Document segment.
○ ○ ○ ○

Total cycles scales linearly with -DNTSTORE_ITERS=n from about 9 upward, with exe_activity.bound_on_stores and resource_stalls.sb essentially equal to cycles.

The last two counters are measuring branch misses, and total front-end cycles lost to re-steer and other recovery from things like branch misses.
Branch misses are usually negligible at 19 inner loop iterations or lower, but at 21 or higher we get almost exactly one mispredict per outer-loop iteration, i.e. the last inner iteration every time.

For NTSTORE_ITERS=6 or lower, it's vastly faster (14M cycles for 1M outer iterations = 12M NT stores), which makes sense because Skylake has 12 LFBs. NT stores hit in the same partial LFB, not needing to evict anything, so there's no off-core bottleneck. n=7 (14 lines) takes ~390M cycles, n=8 (16 lines) takes ~600M +- 30M cycles. For n=10 (20 lines) we get 990M cycles.

This extremely fast speed with n=6 holds up when the load dep chain is running. e.g. latency chain of ecx=1 rep 2, store work of n=6. Outer iteration count bumped up by a factor of 100. Total time = 1600M cycles, 2.56 IPC. vs. 1400M cycles with the dep chain shortened even more, just bound on store throughput. I think if loads were disturbing LFBs at all, that would make it much slower. I don't know why it takes 14 cycles for 12 NT stores.

# dep chain: ECX=1 / %rep 2
# stores: NTSTORE_ITERS=6  (12 lines, same numbers of LFBs)
# outer iterations: 100M instead of the 1M in other tests.

 Performance counter stats for './lfb-test' (3 runs):

            410.56 msec task-clock                #    0.999 CPUs utilized            ( +-  0.06% )
                 2      page-faults               #    4.868 /sec                   
     1,600,236,855      cycles                    #    3.895 GHz                      ( +-  0.00% )

○ ○ ○ ○

Material.
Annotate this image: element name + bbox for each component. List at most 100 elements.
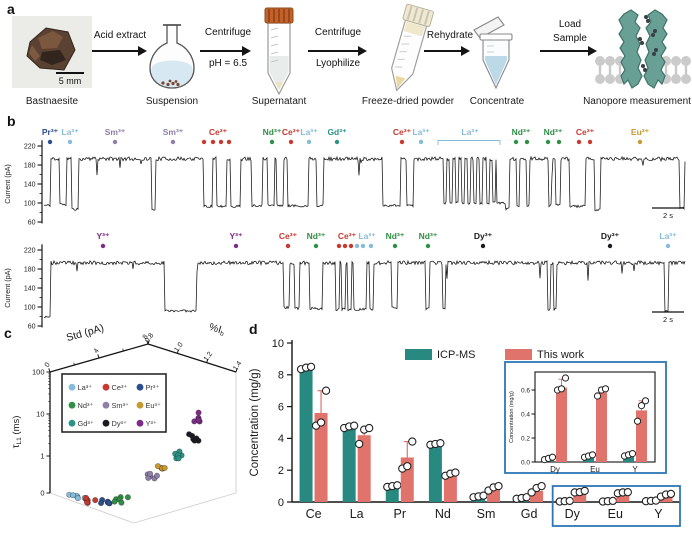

○ ○ ○ ○

What you are asked to do. According to the benchmark text on non-temporal stores, how many LFBs does Skylake have? The material has nothing to do with the benchmark text.

Solution to this problem. Skylake has 12 LFBs.